Each record below is to be copied word for word, with pictures removed.
# start of Exercise material
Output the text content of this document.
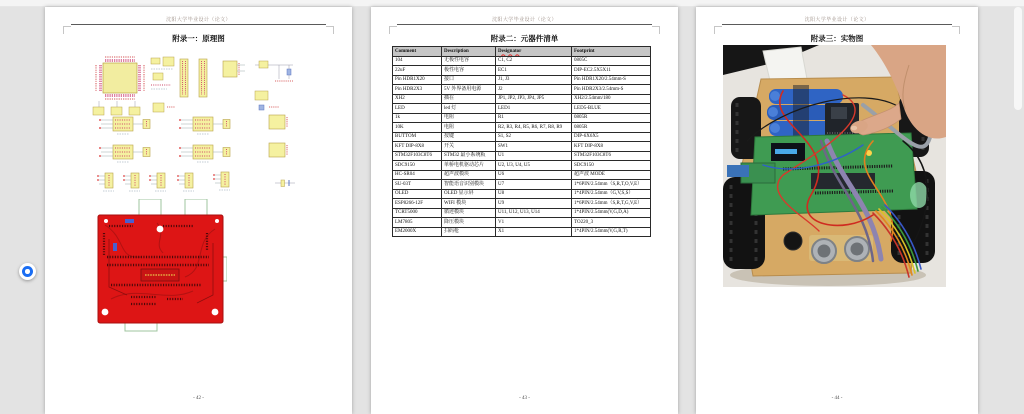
沈阳大学毕业设计（论文）
附录一：原理图
- 42 -
沈阳大学毕业设计（论文）
附录二：元器件清单
Comment	Description	Designator	Footprint
104	无极性电容	C1, C2	0805C
22uF	极性电容	EC1	DIP-EC2.5X5X11
Pin HDR1X20	接口	J1, J3	Pin HDR1X20/2.54mm-S
Pin HDR2X3	5V 外界备用电源	J2	Pin HDR2X3/2.54mm-S
XH2	插在	JP1, JP2, JP3, JP4, JP5	XH2/2.54mm/180
LED	led 灯	LED1	LED5-BLUE
1k	电阻	R1	0805R
10K	电阻	R2, R3, R4, R5, R6, R7, R8, R9	0805R
BUTTOM	按键	S1, S2	DIP-6X6X5
KFT DIP-8X8	开关	SW1	KFT DIP-8X8
STM32F103C8T6	STM32 最小系统板	U1	STM32F103C8T6
SDC9150	单桥电机驱动芯片	U2, U3, U4, U5	SDC9150
HC-SR04	超声波模块	U6	超声波 MODE
SU-03T	智能语音识别模块	U7	1*6PIN/2.54mm（S,R,T,O,V,E）
OLED	OLED 显示屏	U8	1*4PIN/2.54mm（G,V,S,S）
ESP8266-12F	WIFI 模块	U9	1*6PIN/2.54mm（S,R,T,G,V,E）
TCRT5000	循迹模块	U11, U12, U13, U14	1*4PIN/2.54mm(V,G,D,A)
LM7805	降压模块	V1	TO220_3
EM2000X	扫码枪	X1	1*4PIN/2.54mm(V,G,R,T)
- 43 -
沈阳大学毕业设计（论文）
附录三：实物图
- 44 -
# end of Exercise material
— Task answer —
Output the text content of this document.
沈阳大学毕业设计（论文）
附录一：原理图
- 42 -
沈阳大学毕业设计（论文）
附录二：元器件清单
Comment	Description	Designator	Footprint
104	无极性电容	C1, C2	0805C
22uF	极性电容	EC1	DIP-EC2.5X5X11
Pin HDR1X20	接口	J1, J3	Pin HDR1X20/2.54mm-S
Pin HDR2X3	5V 外界备用电源	J2	Pin HDR2X3/2.54mm-S
XH2	插在	JP1, JP2, JP3, JP4, JP5	XH2/2.54mm/180
LED	led 灯	LED1	LED5-BLUE
1k	电阻	R1	0805R
10K	电阻	R2, R3, R4, R5, R6, R7, R8, R9	0805R
BUTTOM	按键	S1, S2	DIP-6X6X5
KFT DIP-8X8	开关	SW1	KFT DIP-8X8
STM32F103C8T6	STM32 最小系统板	U1	STM32F103C8T6
SDC9150	单桥电机驱动芯片	U2, U3, U4, U5	SDC9150
HC-SR04	超声波模块	U6	超声波 MODE
SU-03T	智能语音识别模块	U7	1*6PIN/2.54mm（S,R,T,O,V,E）
OLED	OLED 显示屏	U8	1*4PIN/2.54mm（G,V,S,S）
ESP8266-12F	WIFI 模块	U9	1*6PIN/2.54mm（S,R,T,G,V,E）
TCRT5000	循迹模块	U11, U12, U13, U14	1*4PIN/2.54mm(V,G,D,A)
LM7805	降压模块	V1	TO220_3
EM2000X	扫码枪	X1	1*4PIN/2.54mm(V,G,R,T)
- 43 -
沈阳大学毕业设计（论文）
附录三：实物图
- 44 -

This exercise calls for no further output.